◆ Consigne A
D'après le texte sur le Salon du livre de Genève, combien de visiteurs l'édition de 2009 a-t-elle accueillis ?

◆ Texte fourni
┌────────

Le prestigieux Salon inter-national du livre et de la presse de Genève s’est tenu du 23 au 26 avril 2009. Cette Foire du livre, pour utiliser la traduction de l’appellation anglaise, en était à sa vingtième édition. Et malgré les difficultés de la crise mondiale actuelle, elle a accueilli plus de cent mille visiteurs.
Un Salon du livre est un marché. Grâce aux techniques modernes de vente, les Maisons d’édition s’y affairent à placer leurs marchandises, les livres. . Les auteurs, dont la présence est programmée à grand renfort de publicité, sont invités à faire leur article au cours de séances de dédicaces sur les stands des éditeurs. Et au terme de la Foire, certains stocks de livres invendus passent au pilon.
Dans le cadre du Salon international du livre et de la presse de Genève, et sur le même site, un autre événement qui mérite d’être connu, encouragé et appuyé, est organisé pendant la même période.
Il s’agit du Salon africain du livre, de la presse et de la culture qui, avec l’appui du Département de la coopération et du développement (DDC) du Ministère fédéral suisse des Affaires étrangères et de l’Organisation internationale de la francophonie (OIF), se tient aux mêmes dates que le Salon international.

└────────

◆ Consigne B
Recopiez telles quelles les lignes des entrées, en partant de la ligne qui contient « refresh-button[interactable]: ↻ — » et en finissant par celle qui contient « dropdown-item-recycle-bin[interactable]: Recycle Bin », ces deux lignes comprises.

◆ Entrées de données

┌────────

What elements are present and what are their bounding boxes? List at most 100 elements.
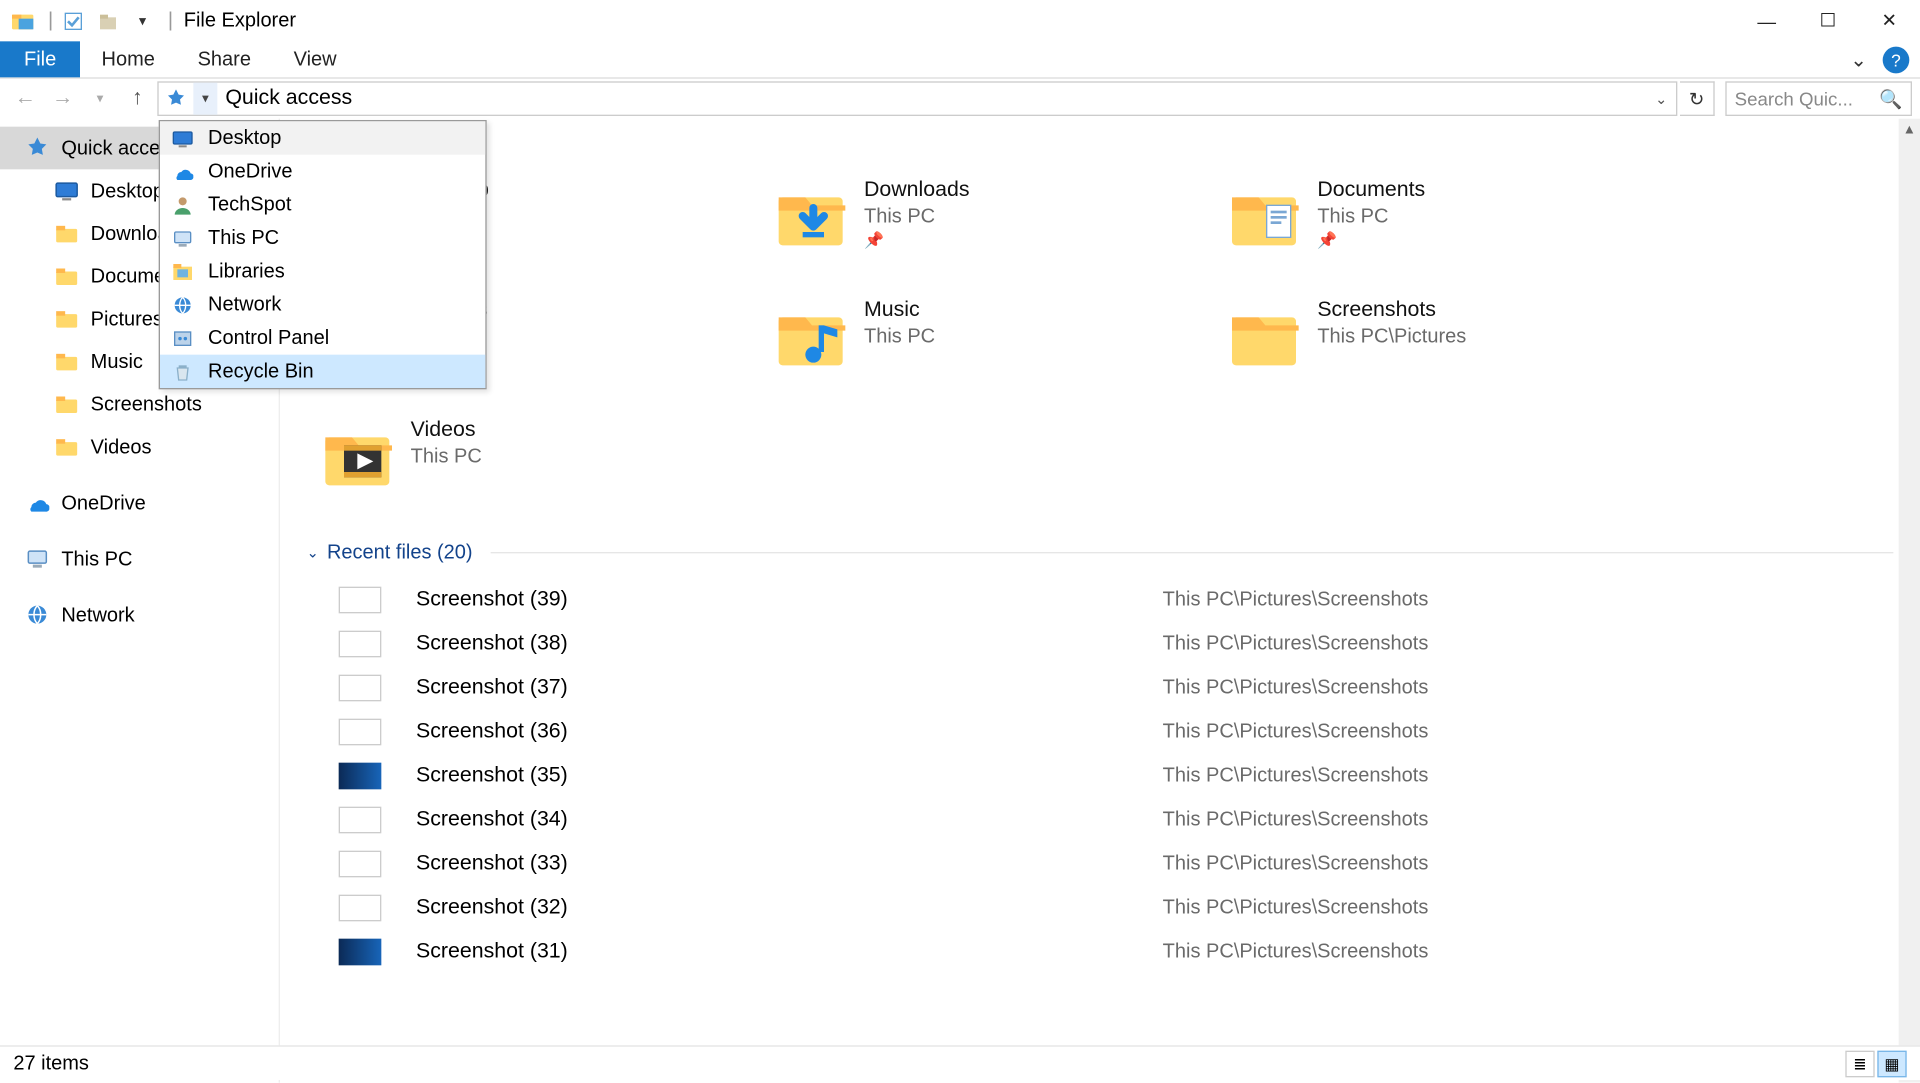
refresh-button[interactable]: ↻ — [1680, 81, 1715, 116]
file-location: This PC\Pictures\Screenshots — [1163, 852, 1429, 875]
nav-item-label: Network — [61, 603, 134, 626]
qat-customize-icon[interactable]: ▾ — [128, 6, 157, 35]
address-dropdown-button[interactable]: ▾ — [193, 83, 217, 115]
recent-file-row[interactable]: Screenshot (33) This PC\Pictures\Screens… — [320, 841, 1920, 885]
maximize-button[interactable]: ☐ — [1797, 0, 1858, 41]
address-history-button[interactable]: ⌄ — [1647, 90, 1676, 107]
help-button[interactable]: ? — [1883, 47, 1910, 74]
dropdown-item-recycle-bin[interactable]: Recycle Bin — [160, 355, 485, 388]
qat-newfolder-icon[interactable] — [93, 6, 122, 35]
network-icon — [171, 293, 195, 317]
recent-file-row[interactable]: Screenshot (35) This PC\Pictures\Screens… — [320, 753, 1920, 797]
dropdown-item-control-panel[interactable]: Control Panel — [160, 321, 485, 354]
nav-item-onedrive[interactable]: OneDrive — [0, 481, 279, 524]
documents-icon — [1227, 179, 1302, 254]
nav-item-network[interactable]: Network — [0, 593, 279, 636]
address-bar[interactable]: ▾ Quick access ⌄ DesktopOneDriveTechSpot… — [157, 81, 1677, 116]
search-box[interactable]: Search Quic... 🔍 — [1725, 81, 1912, 116]
qat-properties-icon[interactable] — [59, 6, 88, 35]
quick-access-icon — [159, 88, 194, 109]
nav-item-label: OneDrive — [61, 491, 145, 514]
search-placeholder: Search Quic... — [1735, 88, 1853, 109]
recent-file-row[interactable]: Screenshot (36) This PC\Pictures\Screens… — [320, 709, 1920, 753]
close-button[interactable]: ✕ — [1859, 0, 1920, 41]
folder-location: This PC — [1317, 205, 1425, 228]
view-details-button[interactable]: ≣ — [1845, 1050, 1874, 1077]
address-dropdown[interactable]: Desktop OneDrive TechSpotThis PC Libraries N… — [159, 120, 487, 389]
nav-up-button[interactable]: ↑ — [120, 81, 155, 116]
status-bar: 27 items ≣ ▦ — [0, 1045, 1920, 1080]
vertical-scrollbar[interactable]: ▲ — [1899, 119, 1920, 1083]
nav-history-button[interactable]: ▾ — [83, 81, 118, 116]
tab-share[interactable]: Share — [176, 41, 272, 77]
status-item-count: 27 items — [13, 1052, 89, 1075]
folder-name: Documents — [1317, 179, 1425, 203]
file-location: This PC\Pictures\Screenshots — [1163, 764, 1429, 787]
frequent-folder-screenshots[interactable]: Screenshots This PC\Pictures — [1227, 293, 1627, 413]
downloads-icon — [773, 179, 848, 254]
dropdown-item-label: Network — [208, 293, 281, 316]
desktop-icon — [171, 126, 195, 150]
folder-name: Videos — [411, 419, 482, 443]
dropdown-item-onedrive[interactable]: OneDrive — [160, 155, 485, 188]
scroll-up-icon[interactable]: ▲ — [1899, 119, 1920, 140]
folder-location: This PC — [864, 325, 935, 348]
dropdown-item-network[interactable]: Network — [160, 288, 485, 321]
nav-forward-button[interactable]: → — [45, 81, 80, 116]
dropdown-item-this-pc[interactable]: This PC — [160, 221, 485, 254]
frequent-folder-music[interactable]: Music This PC — [773, 293, 1173, 413]
recent-file-row[interactable]: Screenshot (39) This PC\Pictures\Screens… — [320, 577, 1920, 621]
frequent-folder-documents[interactable]: Documents This PC 📌 — [1227, 173, 1627, 293]
tab-view[interactable]: View — [272, 41, 358, 77]
folder-icon — [53, 220, 80, 247]
dropdown-item-label: Libraries — [208, 260, 285, 283]
file-name: Screenshot (38) — [416, 631, 1163, 655]
nav-item-this-pc[interactable]: This PC — [0, 537, 279, 580]
frequent-folders-grid: Desktop This PC 📌 Downloads This PC 📌 Do… — [320, 173, 1787, 533]
file-location: This PC\Pictures\Screenshots — [1163, 720, 1429, 743]
tab-home[interactable]: Home — [80, 41, 176, 77]
view-large-icons-button[interactable]: ▦ — [1877, 1050, 1906, 1077]
window-title: File Explorer — [184, 9, 296, 32]
recent-file-row[interactable]: Screenshot (38) This PC\Pictures\Screens… — [320, 621, 1920, 665]
ribbon-expand-button[interactable]: ⌄ — [1840, 41, 1877, 77]
recent-files-list: Screenshot (39) This PC\Pictures\Screens… — [320, 577, 1920, 973]
recent-file-row[interactable]: Screenshot (34) This PC\Pictures\Screens… — [320, 797, 1920, 841]
recent-file-row[interactable]: Screenshot (37) This PC\Pictures\Screens… — [320, 665, 1920, 709]
folder-location: This PC\Pictures — [1317, 325, 1466, 348]
file-location: This PC\Pictures\Screenshots — [1163, 940, 1429, 963]
recent-file-row[interactable]: Screenshot (32) This PC\Pictures\Screens… — [320, 885, 1920, 929]
folder-name: Screenshots — [1317, 299, 1466, 323]
dropdown-item-libraries[interactable]: Libraries — [160, 255, 485, 288]
thispc-icon — [24, 545, 51, 572]
file-name: Screenshot (34) — [416, 807, 1163, 831]
frequent-folder-downloads[interactable]: Downloads This PC 📌 — [773, 173, 1173, 293]
title-bar: | ▾ | File Explorer — ☐ ✕ — [0, 0, 1920, 41]
minimize-button[interactable]: — — [1736, 0, 1797, 41]
nav-back-button[interactable]: ← — [8, 81, 43, 116]
frequent-folder-videos[interactable]: Videos This PC — [320, 413, 720, 533]
folder-location: This PC — [411, 445, 482, 468]
file-location: This PC\Pictures\Screenshots — [1163, 632, 1429, 655]
dropdown-item-label: OneDrive — [208, 160, 292, 183]
file-thumbnail — [339, 718, 382, 745]
dropdown-item-desktop[interactable]: Desktop — [160, 121, 485, 154]
nav-item-videos[interactable]: Videos — [0, 425, 279, 468]
recent-files-header[interactable]: ⌄ Recent files (20) — [307, 541, 1920, 564]
desktop-icon — [53, 177, 80, 204]
nav-item-label: This PC — [61, 547, 132, 570]
file-menu[interactable]: File — [0, 41, 80, 77]
address-location[interactable]: Quick access — [217, 87, 360, 111]
address-row: ← → ▾ ↑ ▾ Quick access ⌄ DesktopOneDrive… — [0, 79, 1920, 119]
folder-name: Music — [864, 299, 935, 323]
nav-item-label: Screenshots — [91, 393, 202, 416]
file-name: Screenshot (35) — [416, 763, 1163, 787]
folder-icon — [53, 433, 80, 460]
recent-file-row[interactable]: Screenshot (31) This PC\Pictures\Screens… — [320, 929, 1920, 973]
dropdown-item-techspot[interactable]: TechSpot — [160, 188, 485, 221]
file-name: Screenshot (33) — [416, 851, 1163, 875]
network-icon — [24, 601, 51, 628]
recent-files-label: Recent files (20) — [327, 541, 473, 564]
nav-item-label: Pictures — [91, 307, 163, 330]
file-location: This PC\Pictures\Screenshots — [1163, 808, 1429, 831]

└────────

◆ Solution A
Plus de cent mille visiteurs.

◆ Solution B
refresh-button[interactable]: ↻ — [1680, 81, 1715, 116]
file-location: This PC\Pictures\Screenshots — [1163, 852, 1429, 875]
nav-item-label: Network — [61, 603, 134, 626]
qat-customize-icon[interactable]: ▾ — [128, 6, 157, 35]
address-dropdown-button[interactable]: ▾ — [193, 83, 217, 115]
recent-file-row[interactable]: Screenshot (33) This PC\Pictures\Screens… — [320, 841, 1920, 885]
maximize-button[interactable]: ☐ — [1797, 0, 1858, 41]
address-history-button[interactable]: ⌄ — [1647, 90, 1676, 107]
help-button[interactable]: ? — [1883, 47, 1910, 74]
dropdown-item-recycle-bin[interactable]: Recycle Bin — [160, 355, 485, 388]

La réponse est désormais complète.